**SET EXERCISE**
Using the data below, copy each line that includes the word "section".

**MATERIAL PROVIDED**
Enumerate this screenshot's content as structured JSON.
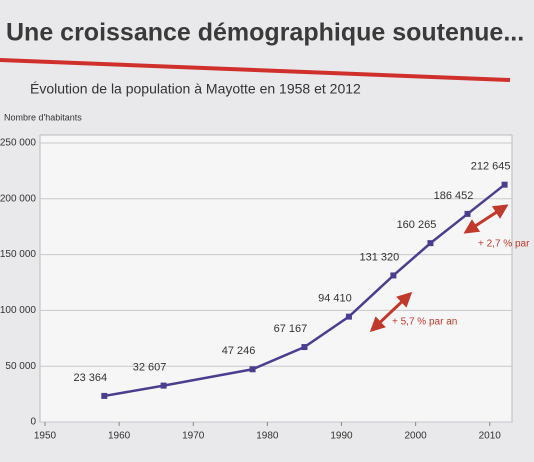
{
  "chart_data": {
    "type": "line",
    "title": "Une croissance démographique soutenue...",
    "subtitle": "Évolution de la population à Mayotte en 1958 et 2012",
    "y_label": "Nombre d'habitants",
    "x": [
      1958,
      1966,
      1978,
      1985,
      1991,
      1997,
      2002,
      2007,
      2012
    ],
    "series": [
      {
        "name": "Population",
        "color": "#4a3f8f",
        "values": [
          23364,
          32607,
          47246,
          67167,
          94410,
          131320,
          160265,
          186452,
          212645
        ],
        "value_labels": [
          "23 364",
          "32 607",
          "47 246",
          "67 167",
          "94 410",
          "131 320",
          "160 265",
          "186 452",
          "212 645"
        ]
      }
    ],
    "xlim": [
      1950,
      2013
    ],
    "ylim": [
      0,
      250000
    ],
    "xticks": [
      1950,
      1960,
      1970,
      1980,
      1990,
      2000,
      2010
    ],
    "yticks": [
      0,
      {
        "value": 50000,
        "label": "50 000"
      },
      {
        "value": 100000,
        "label": "100 000"
      },
      {
        "value": 150000,
        "label": "150 000"
      },
      {
        "value": 200000,
        "label": "200 000"
      },
      {
        "value": 250000,
        "label": "250 000"
      }
    ],
    "grid": true,
    "annotations": [
      "+ 5,7 % par an",
      "+ 2,7 % par"
    ]
  }
}
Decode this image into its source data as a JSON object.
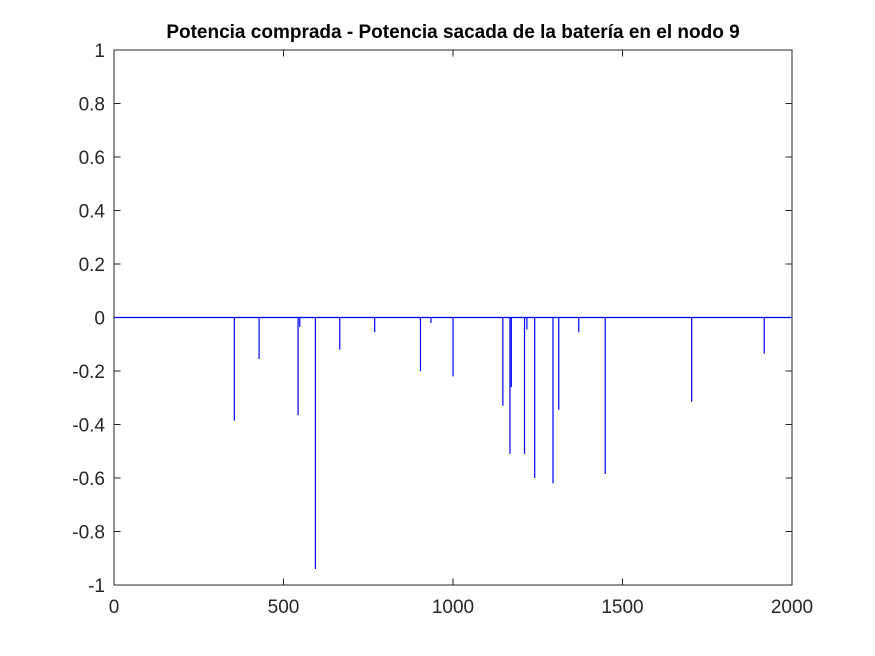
{
  "chart_data": {
    "type": "line",
    "title": "Potencia comprada - Potencia sacada de la batería en el nodo 9",
    "xlabel": "",
    "ylabel": "",
    "xlim": [
      0,
      2000
    ],
    "ylim": [
      -1,
      1
    ],
    "xticks": [
      0,
      500,
      1000,
      1500,
      2000
    ],
    "xtick_labels": [
      "0",
      "500",
      "1000",
      "1500",
      "2000"
    ],
    "yticks": [
      1,
      0.8,
      0.6,
      0.4,
      0.2,
      0,
      -0.2,
      -0.4,
      -0.6,
      -0.8,
      -1
    ],
    "ytick_labels": [
      "1",
      "0.8",
      "0.6",
      "0.4",
      "0.2",
      "0",
      "-0.2",
      "-0.4",
      "-0.6",
      "-0.8",
      "-1"
    ],
    "grid": false,
    "baseline": 0,
    "series": [
      {
        "color": "#0000ff",
        "x": [
          355,
          428,
          543,
          548,
          594,
          666,
          769,
          904,
          935,
          1000,
          1147,
          1168,
          1172,
          1211,
          1218,
          1241,
          1295,
          1312,
          1371,
          1449,
          1704,
          1918
        ],
        "values": [
          -0.385,
          -0.155,
          -0.365,
          -0.035,
          -0.94,
          -0.12,
          -0.055,
          -0.2,
          -0.02,
          -0.22,
          -0.33,
          -0.51,
          -0.26,
          -0.51,
          -0.045,
          -0.6,
          -0.62,
          -0.345,
          -0.055,
          -0.585,
          -0.315,
          -0.135
        ]
      }
    ]
  }
}
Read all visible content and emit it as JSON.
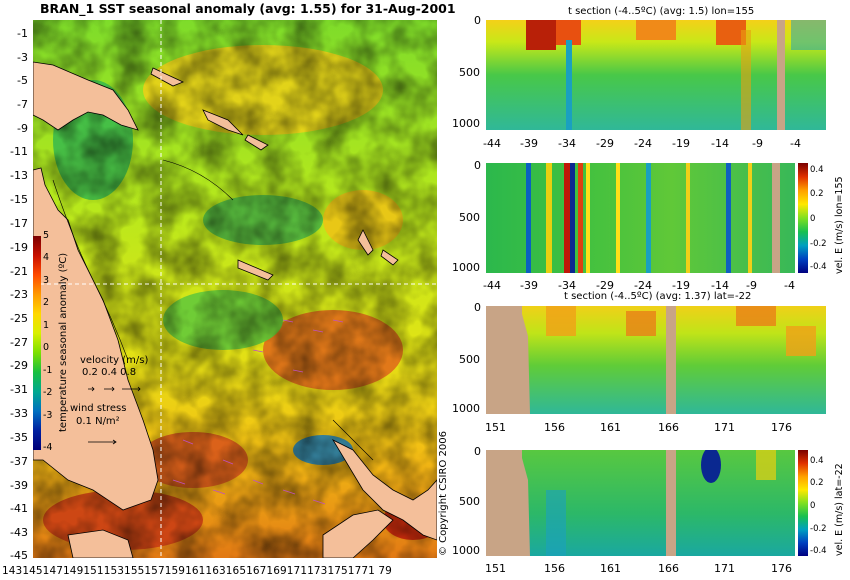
{
  "header": {
    "title": "BRAN_1  SST seasonal anomaly  (avg: 1.55)  for 31-Aug-2001"
  },
  "map": {
    "lat_ticks": [
      "-1",
      "-3",
      "-5",
      "-7",
      "-9",
      "-11",
      "-13",
      "-15",
      "-17",
      "-19",
      "-21",
      "-23",
      "-25",
      "-27",
      "-29",
      "-31",
      "-33",
      "-35",
      "-37",
      "-39",
      "-41",
      "-43",
      "-45"
    ],
    "lon_ticks_text": "1431451471491511531551571591611631651671691711731751771 79",
    "colorbar": {
      "ticks": [
        "5",
        "4",
        "3",
        "2",
        "1",
        "0",
        "-1",
        "-2",
        "-3",
        "-4"
      ],
      "label": "temperature seasonal anomaly (ºC)",
      "colors": [
        "#7a0000",
        "#c81000",
        "#ff4a00",
        "#ff9a00",
        "#ffd800",
        "#d8f000",
        "#7ce000",
        "#18c040",
        "#00a890",
        "#0070c0",
        "#0020a0",
        "#000078"
      ]
    },
    "velocity_legend": {
      "label": "velocity (m/s)",
      "values": "0.2 0.4 0.8"
    },
    "wind_legend": {
      "label": "wind stress",
      "value": "0.1 N/m²"
    },
    "crosshair": {
      "lon": "155",
      "lat": "-22"
    }
  },
  "panels": [
    {
      "title": "t section (-4..5ºC) (avg: 1.5) lon=155",
      "x_ticks": [
        "-44",
        "-39",
        "-34",
        "-29",
        "-24",
        "-19",
        "-14",
        "-9",
        "-4"
      ],
      "y_ticks": [
        "0",
        "500",
        "1000"
      ]
    },
    {
      "title": "",
      "x_ticks": [
        "-44",
        "-39",
        "-34",
        "-29",
        "-24",
        "-19",
        "-14",
        "-9",
        "-4"
      ],
      "y_ticks": [
        "0",
        "500",
        "1000"
      ],
      "cb_label": "vel. E (m/s) lon=155",
      "cb_ticks": [
        "0.4",
        "0.2",
        "0",
        "-0.2",
        "-0.4"
      ]
    },
    {
      "title": "t section (-4..5ºC) (avg: 1.37) lat=-22",
      "x_ticks": [
        "151",
        "156",
        "161",
        "166",
        "171",
        "176"
      ],
      "y_ticks": [
        "0",
        "500",
        "1000"
      ]
    },
    {
      "title": "",
      "x_ticks": [
        "151",
        "156",
        "161",
        "166",
        "171",
        "176"
      ],
      "y_ticks": [
        "0",
        "500",
        "1000"
      ],
      "cb_label": "vel. E (m/s) lat=-22",
      "cb_ticks": [
        "0.4",
        "0.2",
        "0",
        "-0.2",
        "-0.4"
      ]
    }
  ],
  "copyright": "© Copyright CSIRO 2006"
}
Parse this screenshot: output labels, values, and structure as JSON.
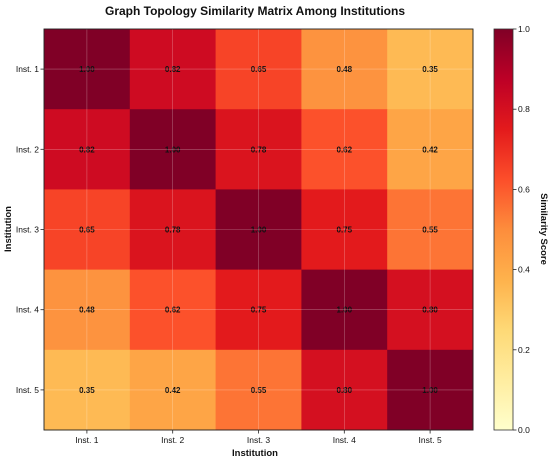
{
  "chart_data": {
    "type": "heatmap",
    "title": "Graph Topology Similarity Matrix Among Institutions",
    "xlabel": "Institution",
    "ylabel": "Institution",
    "x_categories": [
      "Inst. 1",
      "Inst. 2",
      "Inst. 3",
      "Inst. 4",
      "Inst. 5"
    ],
    "y_categories": [
      "Inst. 1",
      "Inst. 2",
      "Inst. 3",
      "Inst. 4",
      "Inst. 5"
    ],
    "values": [
      [
        1.0,
        0.82,
        0.65,
        0.48,
        0.35
      ],
      [
        0.82,
        1.0,
        0.78,
        0.62,
        0.42
      ],
      [
        0.65,
        0.78,
        1.0,
        0.75,
        0.55
      ],
      [
        0.48,
        0.62,
        0.75,
        1.0,
        0.8
      ],
      [
        0.35,
        0.42,
        0.55,
        0.8,
        1.0
      ]
    ],
    "value_labels": [
      [
        "1.00",
        "0.82",
        "0.65",
        "0.48",
        "0.35"
      ],
      [
        "0.82",
        "1.00",
        "0.78",
        "0.62",
        "0.42"
      ],
      [
        "0.65",
        "0.78",
        "1.00",
        "0.75",
        "0.55"
      ],
      [
        "0.48",
        "0.62",
        "0.75",
        "1.00",
        "0.80"
      ],
      [
        "0.35",
        "0.42",
        "0.55",
        "0.80",
        "1.00"
      ]
    ],
    "colorbar": {
      "label": "Similarity Score",
      "range": [
        0,
        1
      ],
      "ticks": [
        "0.0",
        "0.2",
        "0.4",
        "0.6",
        "0.8",
        "1.0"
      ],
      "colormap": "YlOrRd"
    },
    "grid": true
  }
}
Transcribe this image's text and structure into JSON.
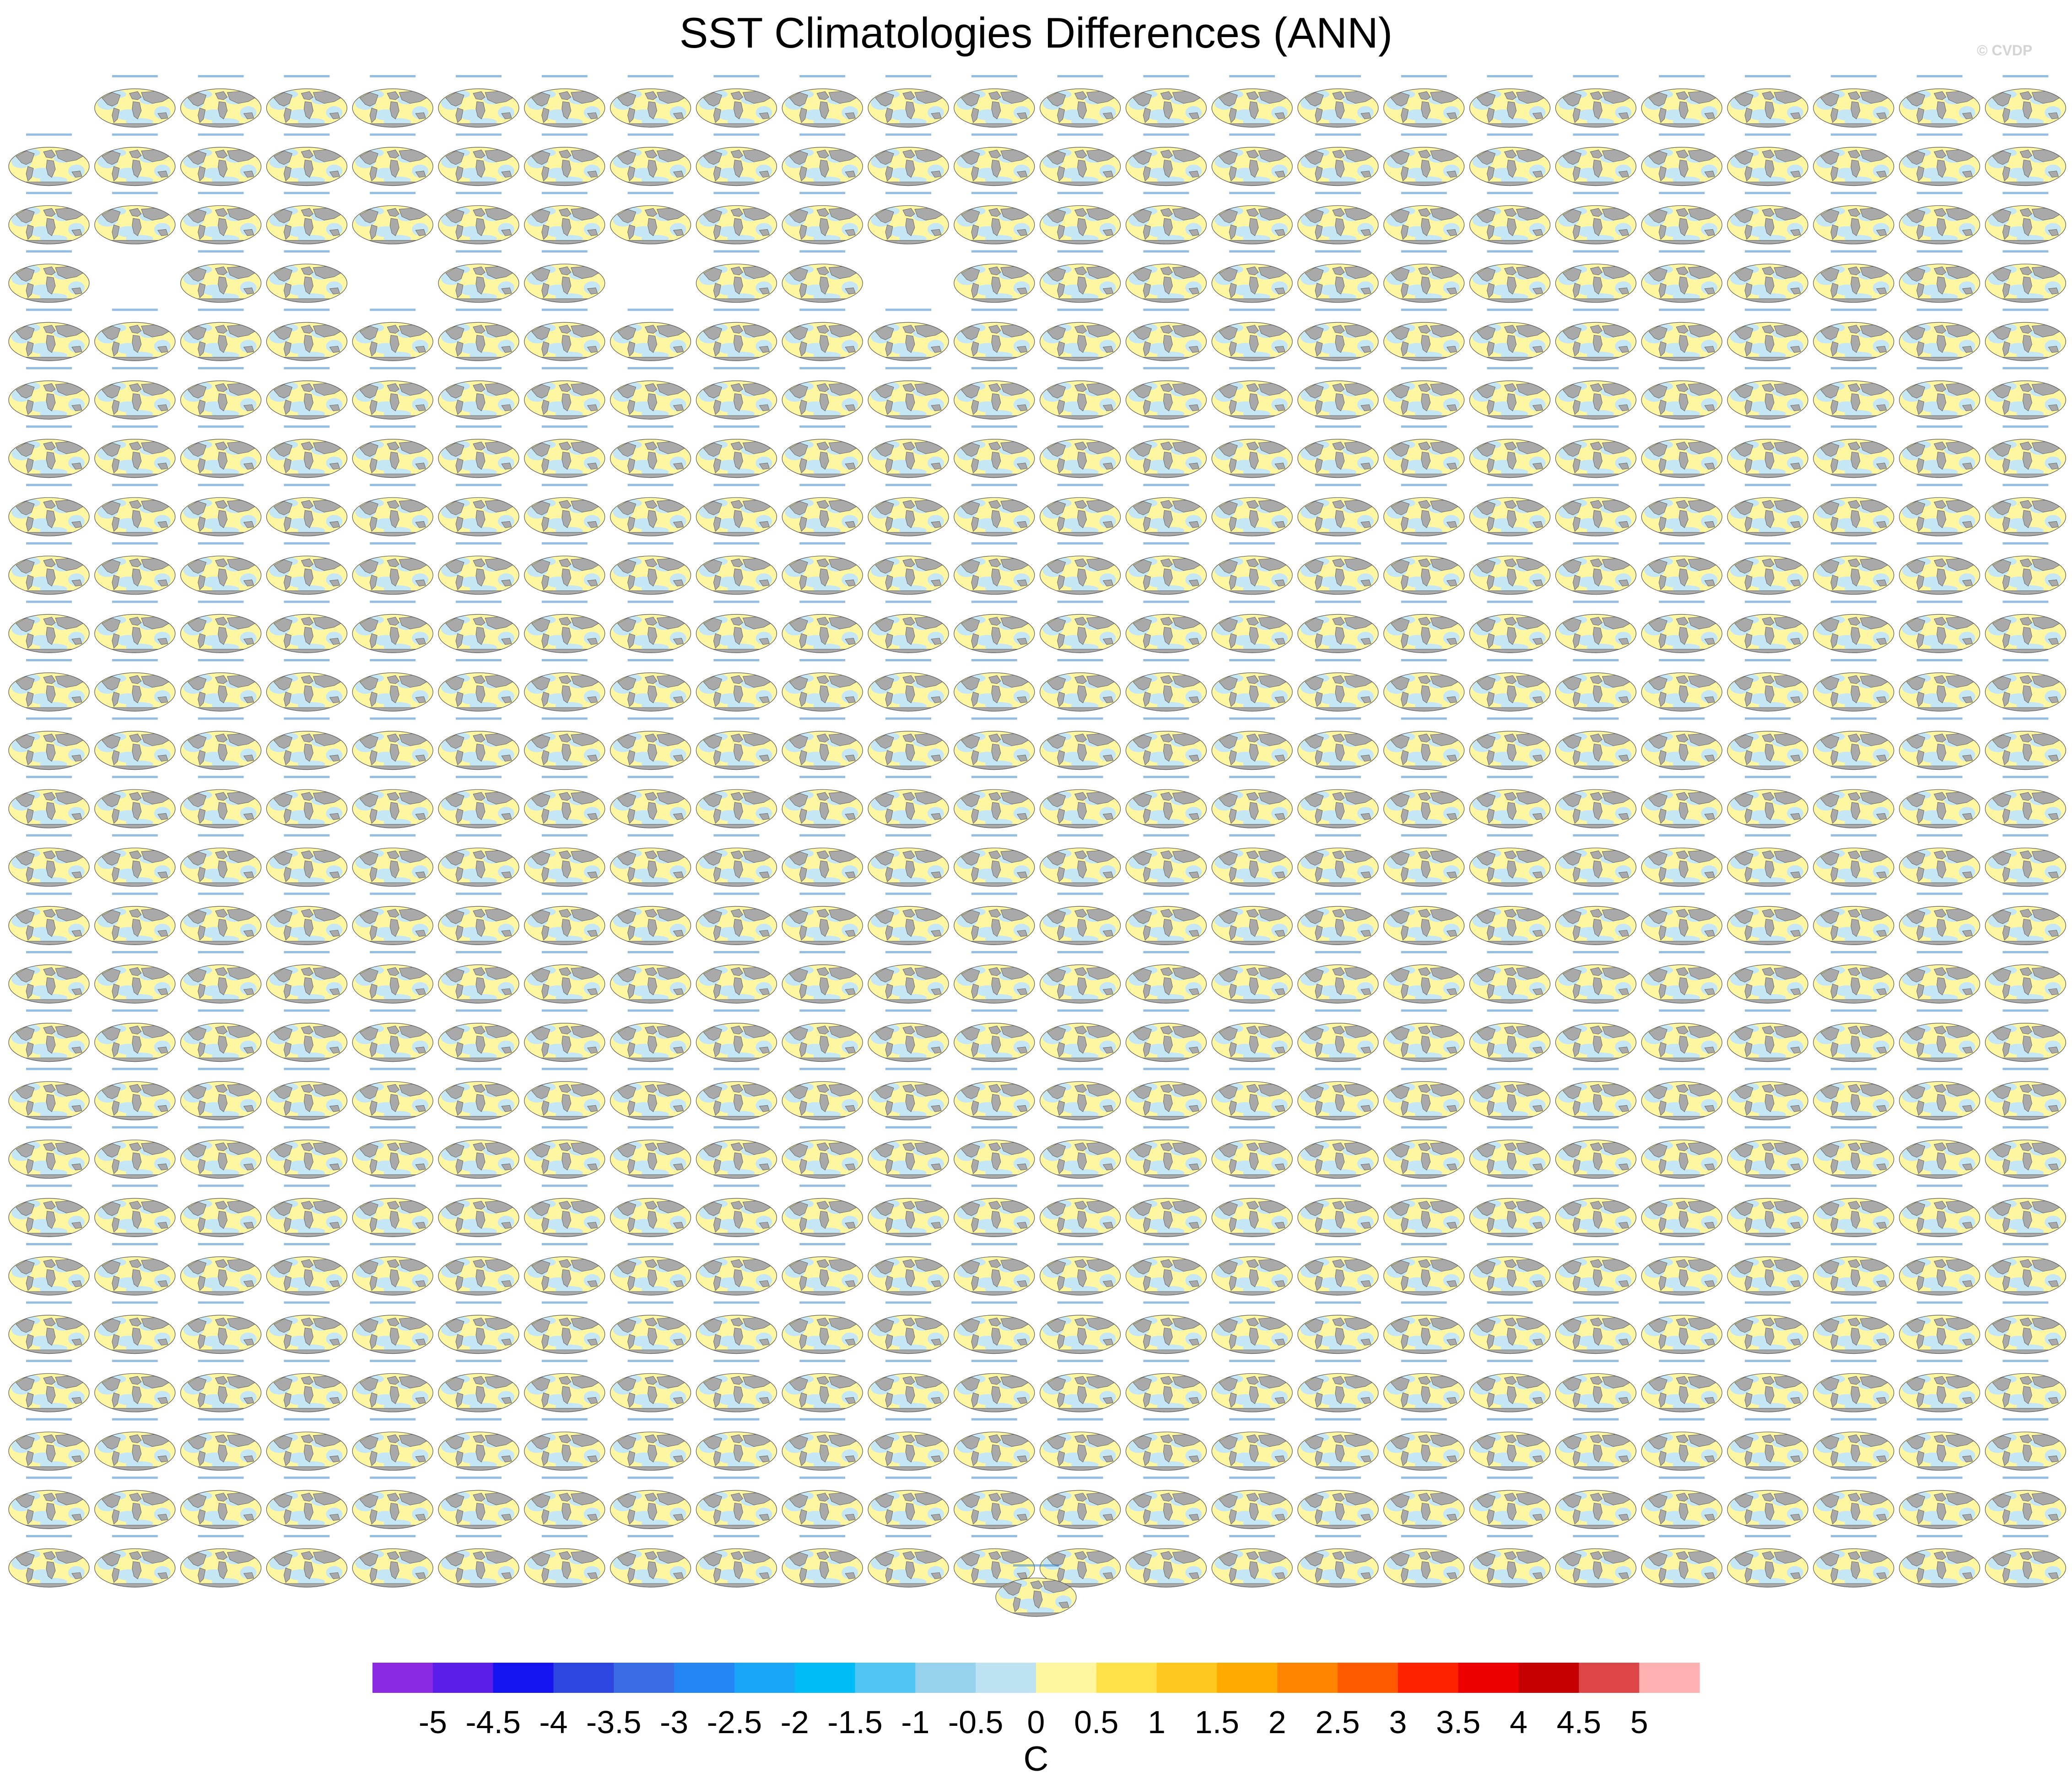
{
  "figure": {
    "title": "SST Climatologies Differences (ANN)",
    "copyright": "© CVDP"
  },
  "panel_grid": {
    "rows": 26,
    "columns": 24,
    "missing_panels": [
      [
        0,
        0
      ],
      [
        3,
        1
      ],
      [
        3,
        4
      ],
      [
        3,
        7
      ],
      [
        3,
        10
      ]
    ],
    "extra_panel_below_grid": true,
    "panel_caption": "OLENS average-bsh..."
  },
  "colorbar": {
    "tick_labels": [
      "-5",
      "-4.5",
      "-4",
      "-3.5",
      "-3",
      "-2.5",
      "-2",
      "-1.5",
      "-1",
      "-0.5",
      "0",
      "0.5",
      "1",
      "1.5",
      "2",
      "2.5",
      "3",
      "3.5",
      "4",
      "4.5",
      "5"
    ],
    "unit_label": "C",
    "colors": [
      "#8a2be2",
      "#5a1ee8",
      "#1414f0",
      "#2e46e0",
      "#3a6ce6",
      "#2486f2",
      "#1aa6f8",
      "#00bcf6",
      "#52c6f2",
      "#96d2ee",
      "#bde2f2",
      "#fff7a0",
      "#ffe24a",
      "#ffc81e",
      "#ffaa00",
      "#ff8400",
      "#ff5a00",
      "#ff2200",
      "#ee0000",
      "#c60000",
      "#dc4646",
      "#ffb0b0"
    ]
  },
  "map_colors": {
    "ocean_warm": "#fff6a2",
    "ocean_cool": "#c5e6f5",
    "land": "#a9a9a9",
    "outline": "#555555",
    "caption": "#3a88c8"
  }
}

**ANSWER TO THE PROBLEM**
      "title": "t section (-4..5ºC) (avg: 1.5) lon=155",
      "title": "t section (-4..5ºC) (avg: 1.37) lat=-22",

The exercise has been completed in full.